**Job:** Print every entry exactly as written.
◇ ◇ ◇ ◇ ◇
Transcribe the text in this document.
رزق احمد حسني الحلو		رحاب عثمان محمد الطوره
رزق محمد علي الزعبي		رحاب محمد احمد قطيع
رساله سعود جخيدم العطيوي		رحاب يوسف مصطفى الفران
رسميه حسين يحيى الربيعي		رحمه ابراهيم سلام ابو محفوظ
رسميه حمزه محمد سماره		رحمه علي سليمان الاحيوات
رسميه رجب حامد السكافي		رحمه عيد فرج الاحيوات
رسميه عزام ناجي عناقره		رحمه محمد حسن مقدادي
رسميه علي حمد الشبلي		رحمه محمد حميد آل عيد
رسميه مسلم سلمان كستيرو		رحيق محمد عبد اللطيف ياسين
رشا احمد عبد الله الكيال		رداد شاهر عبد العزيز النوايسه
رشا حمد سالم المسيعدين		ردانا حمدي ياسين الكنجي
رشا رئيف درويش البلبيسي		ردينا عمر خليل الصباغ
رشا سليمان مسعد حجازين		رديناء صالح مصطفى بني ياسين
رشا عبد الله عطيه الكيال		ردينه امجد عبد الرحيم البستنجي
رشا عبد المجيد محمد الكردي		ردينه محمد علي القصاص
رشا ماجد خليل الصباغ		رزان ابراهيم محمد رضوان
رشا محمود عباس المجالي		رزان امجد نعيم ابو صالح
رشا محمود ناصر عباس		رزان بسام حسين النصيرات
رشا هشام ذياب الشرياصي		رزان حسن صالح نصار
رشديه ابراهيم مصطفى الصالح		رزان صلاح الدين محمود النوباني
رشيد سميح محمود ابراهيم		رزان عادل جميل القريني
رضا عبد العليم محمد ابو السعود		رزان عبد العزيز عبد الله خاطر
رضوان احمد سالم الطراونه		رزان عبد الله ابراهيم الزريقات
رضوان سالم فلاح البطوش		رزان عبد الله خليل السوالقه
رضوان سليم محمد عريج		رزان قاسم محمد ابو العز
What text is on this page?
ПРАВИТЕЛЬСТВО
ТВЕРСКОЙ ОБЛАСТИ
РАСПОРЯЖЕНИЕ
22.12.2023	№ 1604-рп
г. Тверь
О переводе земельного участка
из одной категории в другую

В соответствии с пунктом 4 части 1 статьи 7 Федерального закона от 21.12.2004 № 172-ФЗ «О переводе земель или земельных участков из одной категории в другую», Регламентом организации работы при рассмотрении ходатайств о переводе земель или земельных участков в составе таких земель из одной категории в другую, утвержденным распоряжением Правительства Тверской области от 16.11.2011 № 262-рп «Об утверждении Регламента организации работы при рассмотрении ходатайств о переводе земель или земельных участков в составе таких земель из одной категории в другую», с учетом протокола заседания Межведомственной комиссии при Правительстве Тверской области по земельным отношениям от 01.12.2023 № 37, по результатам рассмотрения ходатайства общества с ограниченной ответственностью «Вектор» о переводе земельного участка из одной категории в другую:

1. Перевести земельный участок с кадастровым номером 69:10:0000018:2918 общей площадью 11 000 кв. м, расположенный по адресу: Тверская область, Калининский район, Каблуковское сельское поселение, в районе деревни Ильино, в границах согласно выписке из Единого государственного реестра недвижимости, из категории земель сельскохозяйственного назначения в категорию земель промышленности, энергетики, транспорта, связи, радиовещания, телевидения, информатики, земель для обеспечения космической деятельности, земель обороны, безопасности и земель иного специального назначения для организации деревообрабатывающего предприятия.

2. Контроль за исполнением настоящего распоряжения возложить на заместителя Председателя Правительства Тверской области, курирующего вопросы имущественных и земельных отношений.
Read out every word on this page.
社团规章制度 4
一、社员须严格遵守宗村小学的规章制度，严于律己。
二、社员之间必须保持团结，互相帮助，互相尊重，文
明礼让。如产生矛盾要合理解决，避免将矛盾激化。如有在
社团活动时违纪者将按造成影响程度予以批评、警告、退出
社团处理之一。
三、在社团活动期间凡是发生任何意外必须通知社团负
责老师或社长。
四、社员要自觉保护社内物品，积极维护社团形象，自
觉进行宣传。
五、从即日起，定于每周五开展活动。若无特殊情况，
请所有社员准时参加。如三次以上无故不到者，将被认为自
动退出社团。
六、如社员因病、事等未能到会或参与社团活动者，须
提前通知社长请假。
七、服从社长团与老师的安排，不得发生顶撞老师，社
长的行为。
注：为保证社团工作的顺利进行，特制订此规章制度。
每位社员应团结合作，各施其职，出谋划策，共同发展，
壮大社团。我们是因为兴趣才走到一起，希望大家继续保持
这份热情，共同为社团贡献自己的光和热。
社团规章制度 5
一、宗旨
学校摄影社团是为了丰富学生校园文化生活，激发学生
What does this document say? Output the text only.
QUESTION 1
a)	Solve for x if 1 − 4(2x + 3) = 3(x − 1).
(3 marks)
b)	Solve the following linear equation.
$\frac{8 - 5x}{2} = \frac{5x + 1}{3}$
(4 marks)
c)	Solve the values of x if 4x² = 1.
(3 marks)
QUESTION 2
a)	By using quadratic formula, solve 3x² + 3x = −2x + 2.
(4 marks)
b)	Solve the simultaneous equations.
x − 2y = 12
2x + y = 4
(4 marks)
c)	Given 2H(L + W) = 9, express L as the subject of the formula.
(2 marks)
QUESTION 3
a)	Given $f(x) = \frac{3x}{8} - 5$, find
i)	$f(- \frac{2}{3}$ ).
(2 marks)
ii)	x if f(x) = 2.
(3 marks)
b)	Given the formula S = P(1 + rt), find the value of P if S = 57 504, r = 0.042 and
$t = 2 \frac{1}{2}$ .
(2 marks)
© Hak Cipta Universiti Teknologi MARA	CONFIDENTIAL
◇ ◇ ◇ ◇ ◇
**Exercise answer:**
Transcribe the text in this document.
رزق احمد حسني الحلو		رحاب عثمان محمد الطوره
رزق محمد علي الزعبي		رحاب محمد احمد قطيع
رساله سعود جخيدم العطيوي		رحاب يوسف مصطفى الفران
رسميه حسين يحيى الربيعي		رحمه ابراهيم سلام ابو محفوظ
رسميه حمزه محمد سماره		رحمه علي سليمان الاحيوات
رسميه رجب حامد السكافي		رحمه عيد فرج الاحيوات
رسميه عزام ناجي عناقره		رحمه محمد حسن مقدادي
رسميه علي حمد الشبلي		رحمه محمد حميد آل عيد
رسميه مسلم سلمان كستيرو		رحيق محمد عبد اللطيف ياسين
رشا احمد عبد الله الكيال		رداد شاهر عبد العزيز النوايسه
رشا حمد سالم المسيعدين		ردانا حمدي ياسين الكنجي
رشا رئيف درويش البلبيسي		ردينا عمر خليل الصباغ
رشا سليمان مسعد حجازين		رديناء صالح مصطفى بني ياسين
رشا عبد الله عطيه الكيال		ردينه امجد عبد الرحيم البستنجي
رشا عبد المجيد محمد الكردي		ردينه محمد علي القصاص
رشا ماجد خليل الصباغ		رزان ابراهيم محمد رضوان
رشا محمود عباس المجالي		رزان امجد نعيم ابو صالح
رشا محمود ناصر عباس		رزان بسام حسين النصيرات
رشا هشام ذياب الشرياصي		رزان حسن صالح نصار
رشديه ابراهيم مصطفى الصالح		رزان صلاح الدين محمود النوباني
رشيد سميح محمود ابراهيم		رزان عادل جميل القريني
رضا عبد العليم محمد ابو السعود		رزان عبد العزيز عبد الله خاطر
رضوان احمد سالم الطراونه		رزان عبد الله ابراهيم الزريقات
رضوان سالم فلاح البطوش		رزان عبد الله خليل السوالقه
رضوان سليم محمد عريج		رزان قاسم محمد ابو العز
What text is on this page?
ПРАВИТЕЛЬСТВО
ТВЕРСКОЙ ОБЛАСТИ
РАСПОРЯЖЕНИЕ
22.12.2023	№ 1604-рп
г. Тверь
О переводе земельного участка
из одной категории в другую

В соответствии с пунктом 4 части 1 статьи 7 Федерального закона от 21.12.2004 № 172-ФЗ «О переводе земель или земельных участков из одной категории в другую», Регламентом организации работы при рассмотрении ходатайств о переводе земель или земельных участков в составе таких земель из одной категории в другую, утвержденным распоряжением Правительства Тверской области от 16.11.2011 № 262-рп «Об утверждении Регламента организации работы при рассмотрении ходатайств о переводе земель или земельных участков в составе таких земель из одной категории в другую», с учетом протокола заседания Межведомственной комиссии при Правительстве Тверской области по земельным отношениям от 01.12.2023 № 37, по результатам рассмотрения ходатайства общества с ограниченной ответственностью «Вектор» о переводе земельного участка из одной категории в другую:

1. Перевести земельный участок с кадастровым номером 69:10:0000018:2918 общей площадью 11 000 кв. м, расположенный по адресу: Тверская область, Калининский район, Каблуковское сельское поселение, в районе деревни Ильино, в границах согласно выписке из Единого государственного реестра недвижимости, из категории земель сельскохозяйственного назначения в категорию земель промышленности, энергетики, транспорта, связи, радиовещания, телевидения, информатики, земель для обеспечения космической деятельности, земель обороны, безопасности и земель иного специального назначения для организации деревообрабатывающего предприятия.

2. Контроль за исполнением настоящего распоряжения возложить на заместителя Председателя Правительства Тверской области, курирующего вопросы имущественных и земельных отношений.
Read out every word on this page.
社团规章制度 4
一、社员须严格遵守宗村小学的规章制度，严于律己。
二、社员之间必须保持团结，互相帮助，互相尊重，文
明礼让。如产生矛盾要合理解决，避免将矛盾激化。如有在
社团活动时违纪者将按造成影响程度予以批评、警告、退出
社团处理之一。
三、在社团活动期间凡是发生任何意外必须通知社团负
责老师或社长。
四、社员要自觉保护社内物品，积极维护社团形象，自
觉进行宣传。
五、从即日起，定于每周五开展活动。若无特殊情况，
请所有社员准时参加。如三次以上无故不到者，将被认为自
动退出社团。
六、如社员因病、事等未能到会或参与社团活动者，须
提前通知社长请假。
七、服从社长团与老师的安排，不得发生顶撞老师，社
长的行为。
注：为保证社团工作的顺利进行，特制订此规章制度。
每位社员应团结合作，各施其职，出谋划策，共同发展，
壮大社团。我们是因为兴趣才走到一起，希望大家继续保持
这份热情，共同为社团贡献自己的光和热。
社团规章制度 5
一、宗旨
学校摄影社团是为了丰富学生校园文化生活，激发学生
What does this document say? Output the text only.
QUESTION 1
a)	Solve for x if 1 − 4(2x + 3) = 3(x − 1).
(3 marks)
b)	Solve the following linear equation.
$\frac{8 - 5x}{2} = \frac{5x + 1}{3}$
(4 marks)
c)	Solve the values of x if 4x² = 1.
(3 marks)
QUESTION 2
a)	By using quadratic formula, solve 3x² + 3x = −2x + 2.
(4 marks)
b)	Solve the simultaneous equations.
x − 2y = 12
2x + y = 4
(4 marks)
c)	Given 2H(L + W) = 9, express L as the subject of the formula.
(2 marks)
QUESTION 3
a)	Given $f(x) = \frac{3x}{8} - 5$, find
i)	$f(- \frac{2}{3}$ ).
(2 marks)
ii)	x if f(x) = 2.
(3 marks)
b)	Given the formula S = P(1 + rt), find the value of P if S = 57 504, r = 0.042 and
$t = 2 \frac{1}{2}$ .
(2 marks)
© Hak Cipta Universiti Teknologi MARA	CONFIDENTIAL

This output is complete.